◆ Data in this exercise ◆

· · · · · · ·

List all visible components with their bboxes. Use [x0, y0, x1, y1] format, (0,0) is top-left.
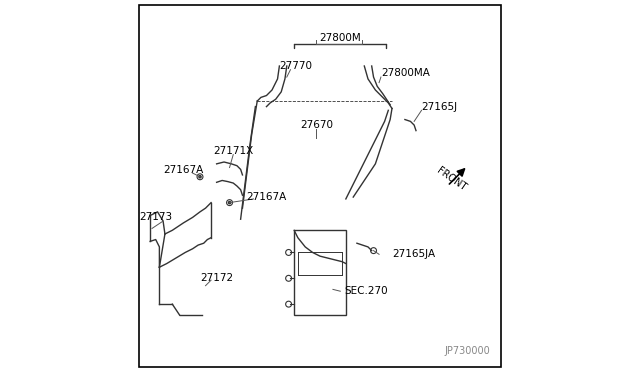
Text: 27167A: 27167A [163, 166, 204, 176]
Text: 27171X: 27171X [213, 146, 253, 156]
Text: 27800M: 27800M [319, 33, 361, 43]
Text: 27173: 27173 [139, 212, 172, 222]
Text: 27670: 27670 [300, 120, 333, 130]
Text: 27165J: 27165J [422, 102, 458, 112]
Text: 27800MA: 27800MA [381, 68, 430, 78]
Circle shape [228, 202, 230, 204]
Text: 27165JA: 27165JA [392, 249, 435, 259]
Text: 27172: 27172 [200, 273, 233, 283]
Text: JP730000: JP730000 [444, 346, 490, 356]
Text: 27167A: 27167A [246, 192, 287, 202]
Text: 27770: 27770 [280, 61, 312, 71]
Text: SEC.270: SEC.270 [344, 286, 388, 296]
Text: FRONT: FRONT [435, 165, 468, 192]
Circle shape [199, 176, 201, 178]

· · · · · · ·

◆ Stated problem ◆
Select and copy every line in the items above that contains the word "Circle".

◆ Correct response ◆
Circle shape [228, 202, 230, 204]
Circle shape [199, 176, 201, 178]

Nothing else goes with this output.